_SHORT PROBLEM_. Search the data for the word "this" and copy every line that contains it.

........

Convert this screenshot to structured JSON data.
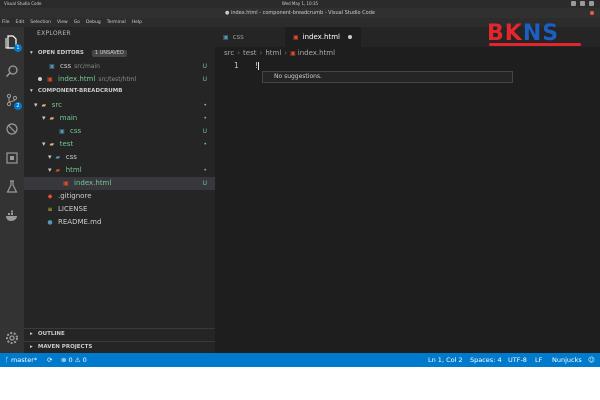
{
  "os_bar": {
    "app_name": "Visual Studio Code",
    "clock": "Wed May 1, 10:35"
  },
  "window": {
    "title": "● index.html - component-breadcrumb - Visual Studio Code"
  },
  "menu": [
    "File",
    "Edit",
    "Selection",
    "View",
    "Go",
    "Debug",
    "Terminal",
    "Help"
  ],
  "activity_bar": {
    "explorer_badge": "1",
    "scm_badge": "2",
    "icons": [
      "files-icon",
      "search-icon",
      "source-control-icon",
      "debug-icon",
      "extensions-icon",
      "test-flask-icon",
      "docker-icon",
      "settings-gear-icon"
    ]
  },
  "sidebar": {
    "title": "EXPLORER",
    "open_editors": {
      "label": "OPEN EDITORS",
      "badge": "1 UNSAVED",
      "items": [
        {
          "name": "css",
          "path": "src/main",
          "status": "U"
        },
        {
          "name": "index.html",
          "path": "src/test/html",
          "status": "U"
        }
      ]
    },
    "project": {
      "label": "COMPONENT-BREADCRUMB",
      "tree": [
        {
          "name": "src",
          "status": "•"
        },
        {
          "name": "main",
          "status": "•"
        },
        {
          "name": "css",
          "status": "U"
        },
        {
          "name": "test",
          "status": "•"
        },
        {
          "name": "css",
          "status": ""
        },
        {
          "name": "html",
          "status": "•"
        },
        {
          "name": "index.html",
          "status": "U"
        },
        {
          "name": ".gitignore",
          "status": ""
        },
        {
          "name": "LICENSE",
          "status": ""
        },
        {
          "name": "README.md",
          "status": ""
        }
      ]
    },
    "outline_label": "OUTLINE",
    "maven_label": "MAVEN PROJECTS"
  },
  "tabs": [
    {
      "label": "css",
      "active": false
    },
    {
      "label": "index.html",
      "active": true,
      "modified": true
    }
  ],
  "breadcrumb": [
    "src",
    "test",
    "html",
    "index.html"
  ],
  "editor": {
    "line_number": "1",
    "content": "!",
    "suggestion_text": "No suggestions."
  },
  "logo": {
    "text_part1": "BK",
    "text_part2": "NS"
  },
  "status_bar": {
    "branch": "master*",
    "sync": "⟳",
    "errors": "0",
    "warnings": "0",
    "position": "Ln 1, Col 2",
    "spaces": "Spaces: 4",
    "encoding": "UTF-8",
    "eol": "LF",
    "language": "Nunjucks",
    "accent_color": "#007acc"
  }
}
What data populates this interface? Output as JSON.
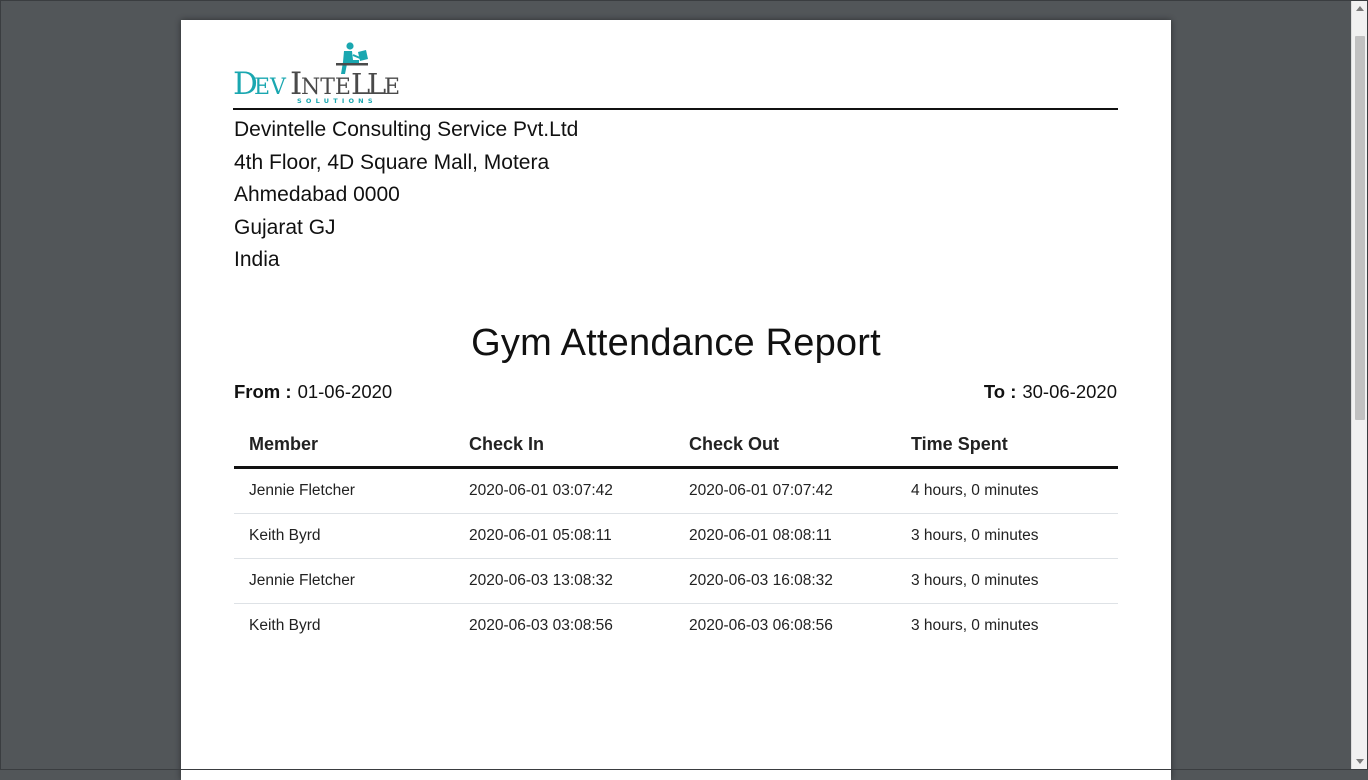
{
  "logo": {
    "wordmark": "DevIntelle",
    "tagline": "SOLUTIONS",
    "colors": {
      "teal": "#1aa7b0",
      "gray": "#4a4a4a"
    }
  },
  "company": {
    "name": "Devintelle Consulting Service Pvt.Ltd",
    "address_line1": "4th Floor, 4D Square Mall, Motera",
    "city_line": "Ahmedabad 0000",
    "state_line": "Gujarat GJ",
    "country": "India"
  },
  "report": {
    "title": "Gym Attendance Report",
    "from_label": "From :",
    "from_value": "01-06-2020",
    "to_label": "To :",
    "to_value": "30-06-2020"
  },
  "table": {
    "headers": [
      "Member",
      "Check In",
      "Check Out",
      "Time Spent"
    ],
    "rows": [
      [
        "Jennie Fletcher",
        "2020-06-01 03:07:42",
        "2020-06-01 07:07:42",
        "4 hours, 0 minutes"
      ],
      [
        "Keith Byrd",
        "2020-06-01 05:08:11",
        "2020-06-01 08:08:11",
        "3 hours, 0 minutes"
      ],
      [
        "Jennie Fletcher",
        "2020-06-03 13:08:32",
        "2020-06-03 16:08:32",
        "3 hours, 0 minutes"
      ],
      [
        "Keith Byrd",
        "2020-06-03 03:08:56",
        "2020-06-03 06:08:56",
        "3 hours, 0 minutes"
      ]
    ]
  },
  "viewer": {
    "background": "#525659",
    "scrollbar_icons": [
      "scroll-up-arrow-icon",
      "scroll-down-arrow-icon"
    ]
  }
}
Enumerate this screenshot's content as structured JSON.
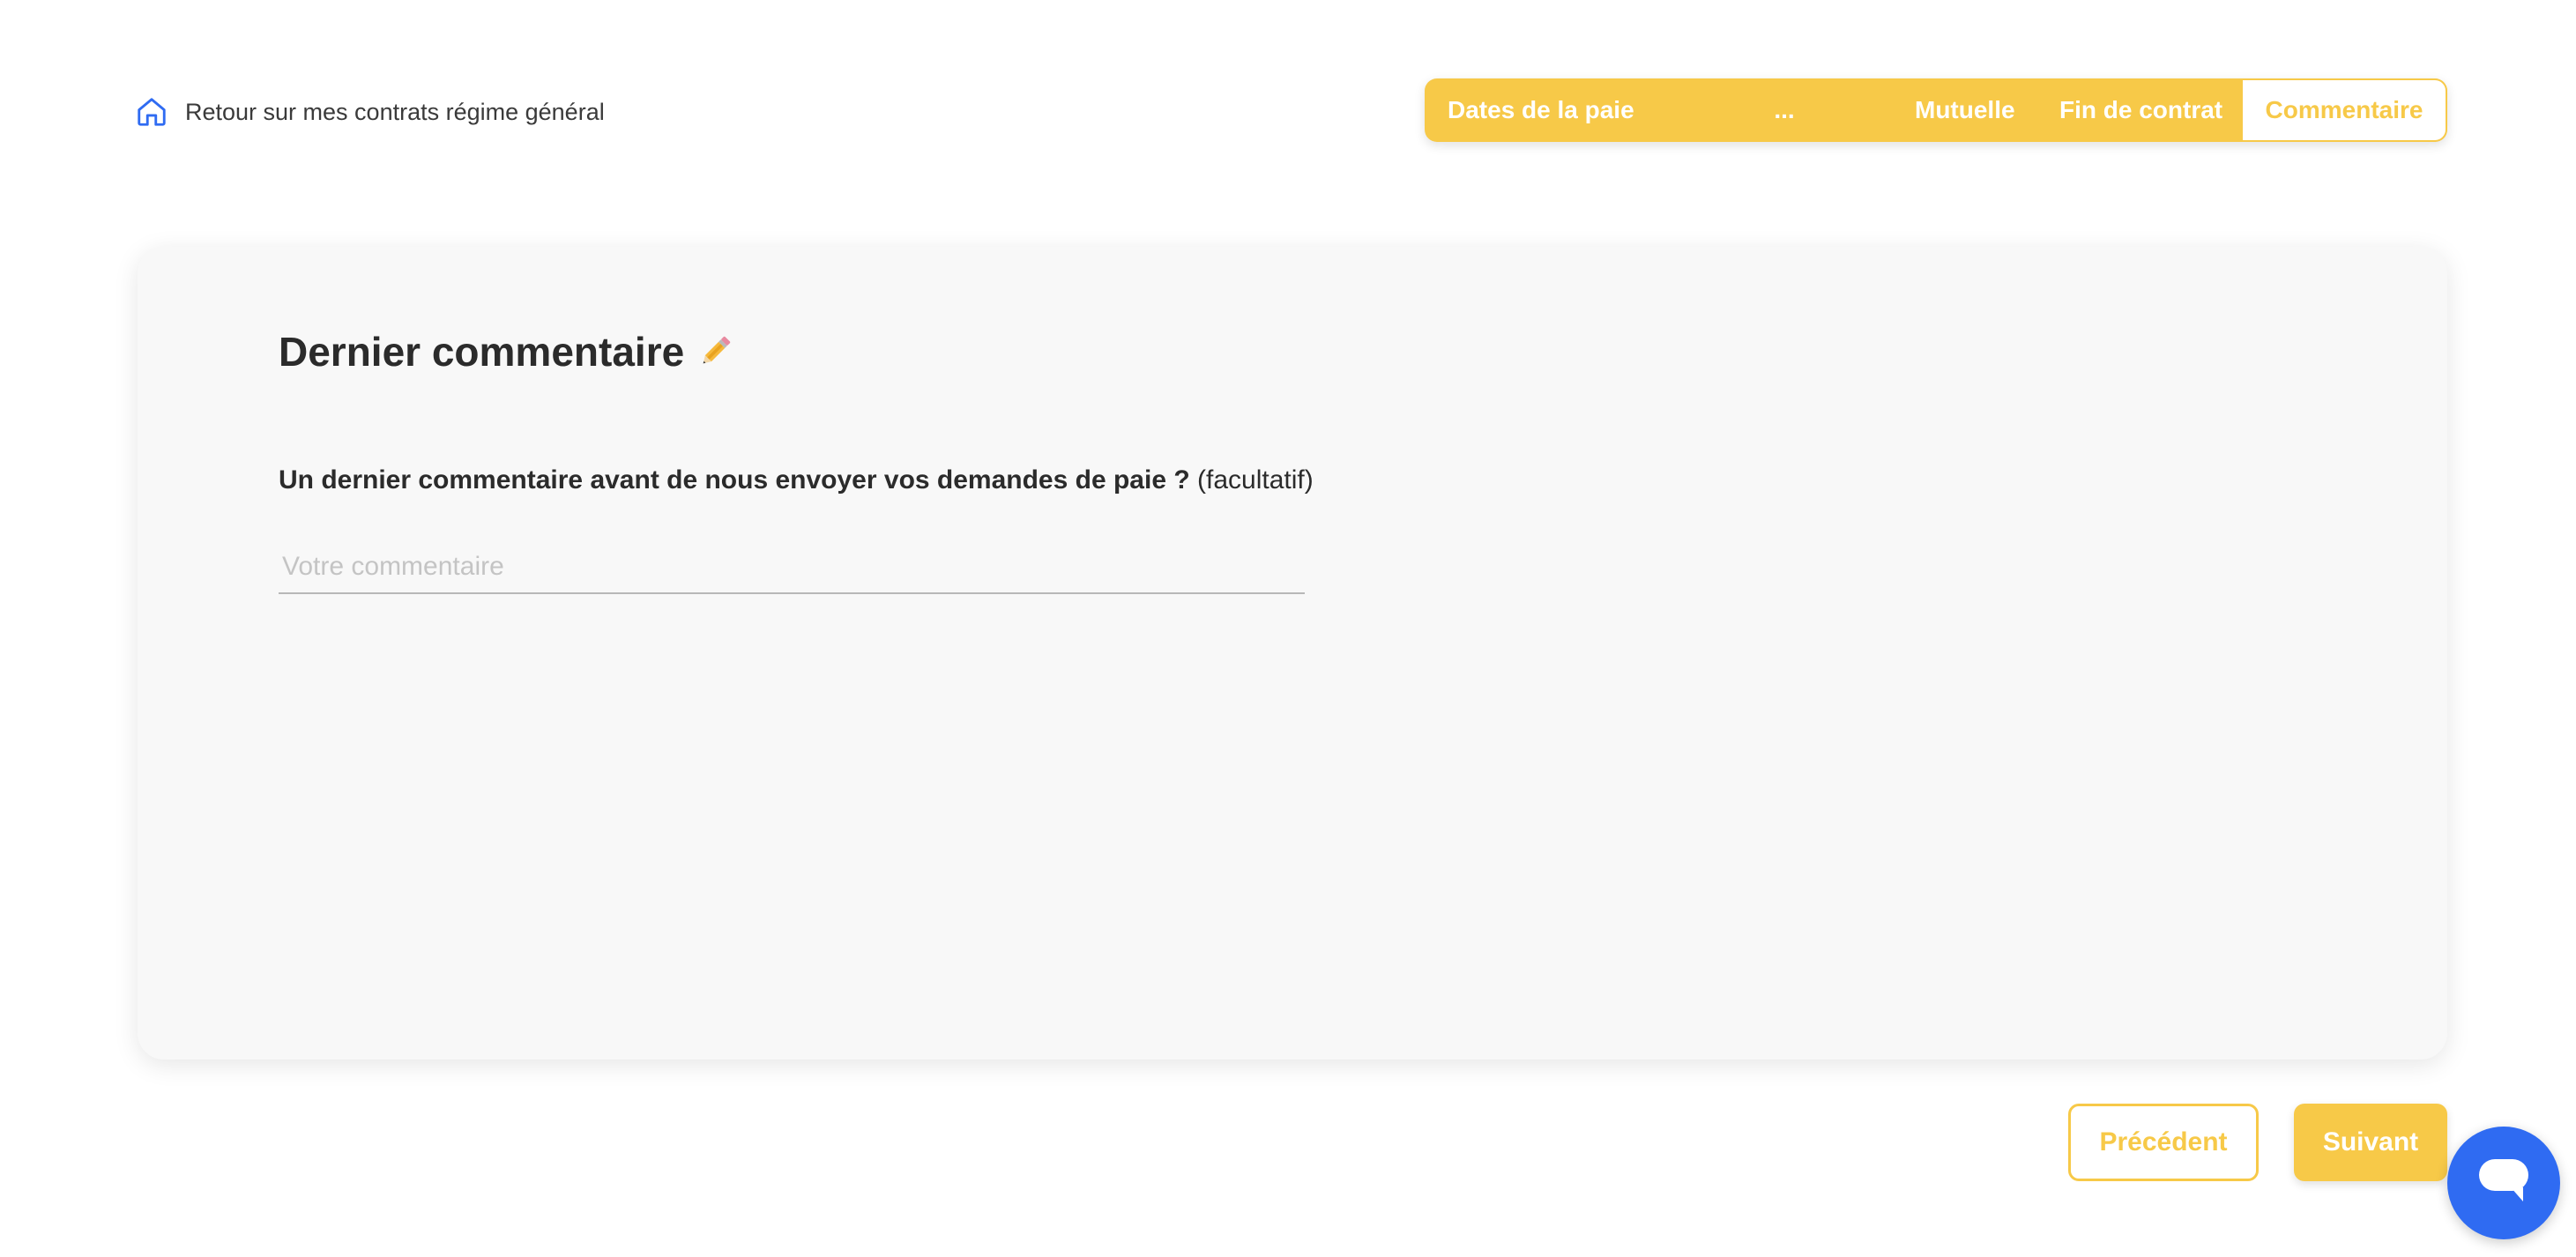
{
  "back_link": {
    "label": "Retour sur mes contrats régime général",
    "icon": "home-icon"
  },
  "stepper": {
    "steps": [
      {
        "label": "Dates de la paie"
      },
      {
        "label": "..."
      },
      {
        "label": "Mutuelle"
      },
      {
        "label": "Fin de contrat"
      },
      {
        "label": "Commentaire"
      }
    ],
    "active_index": 4
  },
  "card": {
    "title": "Dernier commentaire",
    "title_icon": "pencil-icon",
    "question": "Un dernier commentaire avant de nous envoyer vos demandes de paie ?",
    "question_optional": "(facultatif)",
    "comment_input": {
      "placeholder": "Votre commentaire",
      "value": ""
    }
  },
  "navigation": {
    "previous_label": "Précédent",
    "next_label": "Suivant"
  },
  "chat": {
    "icon": "chat-bubble-icon"
  },
  "colors": {
    "accent": "#f7c948",
    "chat": "#2f6bf2",
    "card_bg": "#f8f8f8",
    "text": "#2b2b2b"
  }
}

........

_COMPLETE OUTPUT_.
Convert this screenshot to structured JSON data.
What data populates this interface? Output as JSON.
Enumerate this screenshot's content as structured JSON.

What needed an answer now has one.